Each line of the material below should be reproduced exactly.
►
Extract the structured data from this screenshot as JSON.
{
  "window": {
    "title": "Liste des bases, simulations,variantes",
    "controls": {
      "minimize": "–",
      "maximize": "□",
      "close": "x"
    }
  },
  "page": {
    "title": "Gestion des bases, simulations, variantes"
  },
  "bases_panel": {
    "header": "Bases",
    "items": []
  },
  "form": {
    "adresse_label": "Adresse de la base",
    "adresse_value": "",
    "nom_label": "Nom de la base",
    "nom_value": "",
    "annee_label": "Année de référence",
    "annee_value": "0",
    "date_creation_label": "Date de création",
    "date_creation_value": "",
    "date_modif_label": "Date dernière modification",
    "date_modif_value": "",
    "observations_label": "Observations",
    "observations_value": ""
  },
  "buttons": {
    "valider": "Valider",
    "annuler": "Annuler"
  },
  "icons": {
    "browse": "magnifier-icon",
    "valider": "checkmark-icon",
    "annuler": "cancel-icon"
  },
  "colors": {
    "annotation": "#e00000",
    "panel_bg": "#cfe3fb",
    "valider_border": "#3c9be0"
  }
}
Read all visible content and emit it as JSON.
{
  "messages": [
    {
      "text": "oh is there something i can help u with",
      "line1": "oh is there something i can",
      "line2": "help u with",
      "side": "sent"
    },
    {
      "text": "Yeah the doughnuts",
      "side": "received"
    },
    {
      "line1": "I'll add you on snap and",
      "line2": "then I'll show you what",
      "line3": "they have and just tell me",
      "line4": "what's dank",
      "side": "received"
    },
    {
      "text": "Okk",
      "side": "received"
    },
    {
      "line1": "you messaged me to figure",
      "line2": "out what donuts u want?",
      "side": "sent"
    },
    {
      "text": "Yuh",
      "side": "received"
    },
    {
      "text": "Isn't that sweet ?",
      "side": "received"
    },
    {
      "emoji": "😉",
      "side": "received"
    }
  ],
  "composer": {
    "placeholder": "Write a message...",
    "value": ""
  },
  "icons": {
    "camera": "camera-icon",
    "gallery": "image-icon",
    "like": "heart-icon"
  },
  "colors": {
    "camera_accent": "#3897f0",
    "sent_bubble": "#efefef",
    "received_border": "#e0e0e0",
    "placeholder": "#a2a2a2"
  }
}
◄
• Answer to this problem
Extract the structured data from this screenshot as JSON.
{
  "window": {
    "title": "Liste des bases, simulations,variantes",
    "controls": {
      "minimize": "–",
      "maximize": "□",
      "close": "x"
    }
  },
  "page": {
    "title": "Gestion des bases, simulations, variantes"
  },
  "bases_panel": {
    "header": "Bases",
    "items": []
  },
  "form": {
    "adresse_label": "Adresse de la base",
    "adresse_value": "",
    "nom_label": "Nom de la base",
    "nom_value": "",
    "annee_label": "Année de référence",
    "annee_value": "0",
    "date_creation_label": "Date de création",
    "date_creation_value": "",
    "date_modif_label": "Date dernière modification",
    "date_modif_value": "",
    "observations_label": "Observations",
    "observations_value": ""
  },
  "buttons": {
    "valider": "Valider",
    "annuler": "Annuler"
  },
  "icons": {
    "browse": "magnifier-icon",
    "valider": "checkmark-icon",
    "annuler": "cancel-icon"
  },
  "colors": {
    "annotation": "#e00000",
    "panel_bg": "#cfe3fb",
    "valider_border": "#3c9be0"
  }
}
Read all visible content and emit it as JSON.
{
  "messages": [
    {
      "text": "oh is there something i can help u with",
      "line1": "oh is there something i can",
      "line2": "help u with",
      "side": "sent"
    },
    {
      "text": "Yeah the doughnuts",
      "side": "received"
    },
    {
      "line1": "I'll add you on snap and",
      "line2": "then I'll show you what",
      "line3": "they have and just tell me",
      "line4": "what's dank",
      "side": "received"
    },
    {
      "text": "Okk",
      "side": "received"
    },
    {
      "line1": "you messaged me to figure",
      "line2": "out what donuts u want?",
      "side": "sent"
    },
    {
      "text": "Yuh",
      "side": "received"
    },
    {
      "text": "Isn't that sweet ?",
      "side": "received"
    },
    {
      "emoji": "😉",
      "side": "received"
    }
  ],
  "composer": {
    "placeholder": "Write a message...",
    "value": ""
  },
  "icons": {
    "camera": "camera-icon",
    "gallery": "image-icon",
    "like": "heart-icon"
  },
  "colors": {
    "camera_accent": "#3897f0",
    "sent_bubble": "#efefef",
    "received_border": "#e0e0e0",
    "placeholder": "#a2a2a2"
  }
}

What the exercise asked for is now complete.